- **DIRECTIVE**:
Every entry below must appear again, exactly as written.

- **INPUT MATERIAL**:

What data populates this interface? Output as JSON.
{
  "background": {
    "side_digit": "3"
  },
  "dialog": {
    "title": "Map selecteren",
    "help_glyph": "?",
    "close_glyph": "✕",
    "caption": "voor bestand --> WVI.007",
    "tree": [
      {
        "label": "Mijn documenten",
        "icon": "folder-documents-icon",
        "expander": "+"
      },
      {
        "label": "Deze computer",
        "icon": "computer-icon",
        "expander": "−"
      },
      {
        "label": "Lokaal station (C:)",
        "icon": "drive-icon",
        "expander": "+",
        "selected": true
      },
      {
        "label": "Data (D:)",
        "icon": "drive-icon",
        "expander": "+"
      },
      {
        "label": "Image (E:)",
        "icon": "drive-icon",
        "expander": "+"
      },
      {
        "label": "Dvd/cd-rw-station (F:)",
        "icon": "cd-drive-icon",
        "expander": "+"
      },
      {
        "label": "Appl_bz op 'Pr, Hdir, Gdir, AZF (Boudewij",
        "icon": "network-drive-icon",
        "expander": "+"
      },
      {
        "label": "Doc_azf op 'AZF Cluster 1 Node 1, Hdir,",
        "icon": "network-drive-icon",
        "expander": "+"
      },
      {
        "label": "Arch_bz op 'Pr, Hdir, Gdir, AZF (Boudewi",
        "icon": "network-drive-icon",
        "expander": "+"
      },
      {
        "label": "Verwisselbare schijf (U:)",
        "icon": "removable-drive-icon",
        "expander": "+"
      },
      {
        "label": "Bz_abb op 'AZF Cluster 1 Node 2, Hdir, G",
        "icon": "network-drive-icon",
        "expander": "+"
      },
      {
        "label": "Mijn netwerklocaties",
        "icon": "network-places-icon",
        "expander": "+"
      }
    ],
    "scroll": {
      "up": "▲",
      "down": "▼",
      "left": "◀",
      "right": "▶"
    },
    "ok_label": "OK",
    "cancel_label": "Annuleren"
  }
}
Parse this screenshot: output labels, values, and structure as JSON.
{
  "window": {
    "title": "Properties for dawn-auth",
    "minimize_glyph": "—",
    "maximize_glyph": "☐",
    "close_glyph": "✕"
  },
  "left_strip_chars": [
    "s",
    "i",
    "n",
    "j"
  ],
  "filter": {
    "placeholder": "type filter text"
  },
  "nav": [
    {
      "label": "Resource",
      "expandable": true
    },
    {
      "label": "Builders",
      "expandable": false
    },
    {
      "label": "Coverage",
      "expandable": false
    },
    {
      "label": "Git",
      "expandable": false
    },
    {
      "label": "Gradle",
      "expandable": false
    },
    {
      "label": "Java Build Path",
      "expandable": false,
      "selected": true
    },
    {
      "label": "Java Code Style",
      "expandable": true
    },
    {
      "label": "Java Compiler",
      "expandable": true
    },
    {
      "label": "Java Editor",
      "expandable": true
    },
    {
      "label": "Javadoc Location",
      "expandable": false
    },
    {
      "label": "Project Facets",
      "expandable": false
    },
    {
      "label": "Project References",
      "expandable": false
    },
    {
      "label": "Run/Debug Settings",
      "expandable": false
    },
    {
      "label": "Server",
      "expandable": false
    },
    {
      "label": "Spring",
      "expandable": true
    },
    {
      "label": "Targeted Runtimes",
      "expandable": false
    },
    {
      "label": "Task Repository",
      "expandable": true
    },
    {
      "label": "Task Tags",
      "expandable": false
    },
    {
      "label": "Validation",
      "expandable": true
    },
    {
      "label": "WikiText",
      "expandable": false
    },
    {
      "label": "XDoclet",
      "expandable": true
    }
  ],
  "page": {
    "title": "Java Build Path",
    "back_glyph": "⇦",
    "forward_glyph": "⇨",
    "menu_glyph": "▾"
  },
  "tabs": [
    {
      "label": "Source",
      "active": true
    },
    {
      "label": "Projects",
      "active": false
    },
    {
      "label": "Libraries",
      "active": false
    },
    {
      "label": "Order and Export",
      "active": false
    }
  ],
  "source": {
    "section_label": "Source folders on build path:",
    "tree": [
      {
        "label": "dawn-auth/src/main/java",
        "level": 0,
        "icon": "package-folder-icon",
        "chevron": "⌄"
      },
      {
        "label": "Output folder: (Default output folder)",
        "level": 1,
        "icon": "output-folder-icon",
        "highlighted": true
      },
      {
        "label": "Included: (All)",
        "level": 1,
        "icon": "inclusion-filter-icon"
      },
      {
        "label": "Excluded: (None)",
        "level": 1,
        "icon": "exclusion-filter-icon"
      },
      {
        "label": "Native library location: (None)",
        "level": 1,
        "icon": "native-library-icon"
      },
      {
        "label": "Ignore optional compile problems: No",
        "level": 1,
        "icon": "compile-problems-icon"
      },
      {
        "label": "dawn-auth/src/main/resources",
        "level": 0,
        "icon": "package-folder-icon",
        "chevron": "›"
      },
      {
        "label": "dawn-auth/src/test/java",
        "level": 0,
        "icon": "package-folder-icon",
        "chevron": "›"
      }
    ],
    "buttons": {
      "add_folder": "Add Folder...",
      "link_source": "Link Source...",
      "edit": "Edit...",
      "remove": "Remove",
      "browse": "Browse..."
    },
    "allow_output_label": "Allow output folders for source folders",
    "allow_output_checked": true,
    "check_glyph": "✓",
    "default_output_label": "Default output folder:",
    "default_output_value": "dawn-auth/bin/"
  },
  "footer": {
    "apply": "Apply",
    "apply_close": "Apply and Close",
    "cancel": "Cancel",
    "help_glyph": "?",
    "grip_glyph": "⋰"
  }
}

- **WORKED SOLUTION**:
What data populates this interface? Output as JSON.
{
  "background": {
    "side_digit": "3"
  },
  "dialog": {
    "title": "Map selecteren",
    "help_glyph": "?",
    "close_glyph": "✕",
    "caption": "voor bestand --> WVI.007",
    "tree": [
      {
        "label": "Mijn documenten",
        "icon": "folder-documents-icon",
        "expander": "+"
      },
      {
        "label": "Deze computer",
        "icon": "computer-icon",
        "expander": "−"
      },
      {
        "label": "Lokaal station (C:)",
        "icon": "drive-icon",
        "expander": "+",
        "selected": true
      },
      {
        "label": "Data (D:)",
        "icon": "drive-icon",
        "expander": "+"
      },
      {
        "label": "Image (E:)",
        "icon": "drive-icon",
        "expander": "+"
      },
      {
        "label": "Dvd/cd-rw-station (F:)",
        "icon": "cd-drive-icon",
        "expander": "+"
      },
      {
        "label": "Appl_bz op 'Pr, Hdir, Gdir, AZF (Boudewij",
        "icon": "network-drive-icon",
        "expander": "+"
      },
      {
        "label": "Doc_azf op 'AZF Cluster 1 Node 1, Hdir,",
        "icon": "network-drive-icon",
        "expander": "+"
      },
      {
        "label": "Arch_bz op 'Pr, Hdir, Gdir, AZF (Boudewi",
        "icon": "network-drive-icon",
        "expander": "+"
      },
      {
        "label": "Verwisselbare schijf (U:)",
        "icon": "removable-drive-icon",
        "expander": "+"
      },
      {
        "label": "Bz_abb op 'AZF Cluster 1 Node 2, Hdir, G",
        "icon": "network-drive-icon",
        "expander": "+"
      },
      {
        "label": "Mijn netwerklocaties",
        "icon": "network-places-icon",
        "expander": "+"
      }
    ],
    "scroll": {
      "up": "▲",
      "down": "▼",
      "left": "◀",
      "right": "▶"
    },
    "ok_label": "OK",
    "cancel_label": "Annuleren"
  }
}
Parse this screenshot: output labels, values, and structure as JSON.
{
  "window": {
    "title": "Properties for dawn-auth",
    "minimize_glyph": "—",
    "maximize_glyph": "☐",
    "close_glyph": "✕"
  },
  "left_strip_chars": [
    "s",
    "i",
    "n",
    "j"
  ],
  "filter": {
    "placeholder": "type filter text"
  },
  "nav": [
    {
      "label": "Resource",
      "expandable": true
    },
    {
      "label": "Builders",
      "expandable": false
    },
    {
      "label": "Coverage",
      "expandable": false
    },
    {
      "label": "Git",
      "expandable": false
    },
    {
      "label": "Gradle",
      "expandable": false
    },
    {
      "label": "Java Build Path",
      "expandable": false,
      "selected": true
    },
    {
      "label": "Java Code Style",
      "expandable": true
    },
    {
      "label": "Java Compiler",
      "expandable": true
    },
    {
      "label": "Java Editor",
      "expandable": true
    },
    {
      "label": "Javadoc Location",
      "expandable": false
    },
    {
      "label": "Project Facets",
      "expandable": false
    },
    {
      "label": "Project References",
      "expandable": false
    },
    {
      "label": "Run/Debug Settings",
      "expandable": false
    },
    {
      "label": "Server",
      "expandable": false
    },
    {
      "label": "Spring",
      "expandable": true
    },
    {
      "label": "Targeted Runtimes",
      "expandable": false
    },
    {
      "label": "Task Repository",
      "expandable": true
    },
    {
      "label": "Task Tags",
      "expandable": false
    },
    {
      "label": "Validation",
      "expandable": true
    },
    {
      "label": "WikiText",
      "expandable": false
    },
    {
      "label": "XDoclet",
      "expandable": true
    }
  ],
  "page": {
    "title": "Java Build Path",
    "back_glyph": "⇦",
    "forward_glyph": "⇨",
    "menu_glyph": "▾"
  },
  "tabs": [
    {
      "label": "Source",
      "active": true
    },
    {
      "label": "Projects",
      "active": false
    },
    {
      "label": "Libraries",
      "active": false
    },
    {
      "label": "Order and Export",
      "active": false
    }
  ],
  "source": {
    "section_label": "Source folders on build path:",
    "tree": [
      {
        "label": "dawn-auth/src/main/java",
        "level": 0,
        "icon": "package-folder-icon",
        "chevron": "⌄"
      },
      {
        "label": "Output folder: (Default output folder)",
        "level": 1,
        "icon": "output-folder-icon",
        "highlighted": true
      },
      {
        "label": "Included: (All)",
        "level": 1,
        "icon": "inclusion-filter-icon"
      },
      {
        "label": "Excluded: (None)",
        "level": 1,
        "icon": "exclusion-filter-icon"
      },
      {
        "label": "Native library location: (None)",
        "level": 1,
        "icon": "native-library-icon"
      },
      {
        "label": "Ignore optional compile problems: No",
        "level": 1,
        "icon": "compile-problems-icon"
      },
      {
        "label": "dawn-auth/src/main/resources",
        "level": 0,
        "icon": "package-folder-icon",
        "chevron": "›"
      },
      {
        "label": "dawn-auth/src/test/java",
        "level": 0,
        "icon": "package-folder-icon",
        "chevron": "›"
      }
    ],
    "buttons": {
      "add_folder": "Add Folder...",
      "link_source": "Link Source...",
      "edit": "Edit...",
      "remove": "Remove",
      "browse": "Browse..."
    },
    "allow_output_label": "Allow output folders for source folders",
    "allow_output_checked": true,
    "check_glyph": "✓",
    "default_output_label": "Default output folder:",
    "default_output_value": "dawn-auth/bin/"
  },
  "footer": {
    "apply": "Apply",
    "apply_close": "Apply and Close",
    "cancel": "Cancel",
    "help_glyph": "?",
    "grip_glyph": "⋰"
  }
}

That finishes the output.